■ **Problem to work on**
Reproduce the entries word for word, and omit any picture you find in them.

■ **Data excerpts**
══════════

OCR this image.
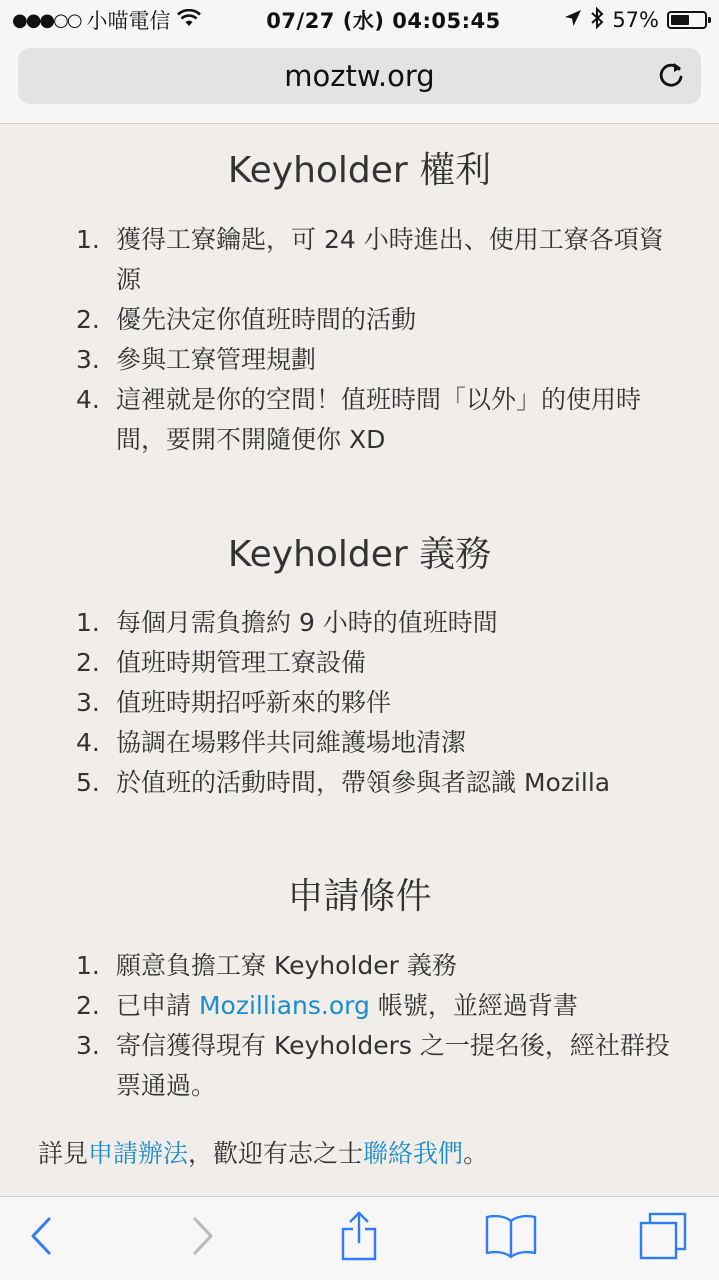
●●●○○ 小喵電信	07/27 (水) 04:05:45	57%
moztw.org
Keyholder 權利
1. 獲得工寮鑰匙，可 24 小時進出、使用工寮各項資源
2. 優先決定你值班時間的活動
3. 參與工寮管理規劃
4. 這裡就是你的空間！值班時間「以外」的使用時間，要開不開隨便你 XD
Keyholder 義務
1. 每個月需負擔約 9 小時的值班時間
2. 值班時期管理工寮設備
3. 值班時期招呼新來的夥伴
4. 協調在場夥伴共同維護場地清潔
5. 於值班的活動時間，帶領參與者認識 Mozilla
申請條件
1. 願意負擔工寮 Keyholder 義務
2. 已申請 Mozillians.org 帳號，並經過背書
3. 寄信獲得現有 Keyholders 之一提名後，經社群投票通過。
詳見申請辦法，歡迎有志之士聯絡我們。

══════════

■ **Solution**
OCR this image.
●●●○○ 小喵電信	07/27 (水) 04:05:45	57%
moztw.org
Keyholder 權利
1. 獲得工寮鑰匙，可 24 小時進出、使用工寮各項資源
2. 優先決定你值班時間的活動
3. 參與工寮管理規劃
4. 這裡就是你的空間！值班時間「以外」的使用時間，要開不開隨便你 XD
Keyholder 義務
1. 每個月需負擔約 9 小時的值班時間
2. 值班時期管理工寮設備
3. 值班時期招呼新來的夥伴
4. 協調在場夥伴共同維護場地清潔
5. 於值班的活動時間，帶領參與者認識 Mozilla
申請條件
1. 願意負擔工寮 Keyholder 義務
2. 已申請 Mozillians.org 帳號，並經過背書
3. 寄信獲得現有 Keyholders 之一提名後，經社群投票通過。
詳見申請辦法，歡迎有志之士聯絡我們。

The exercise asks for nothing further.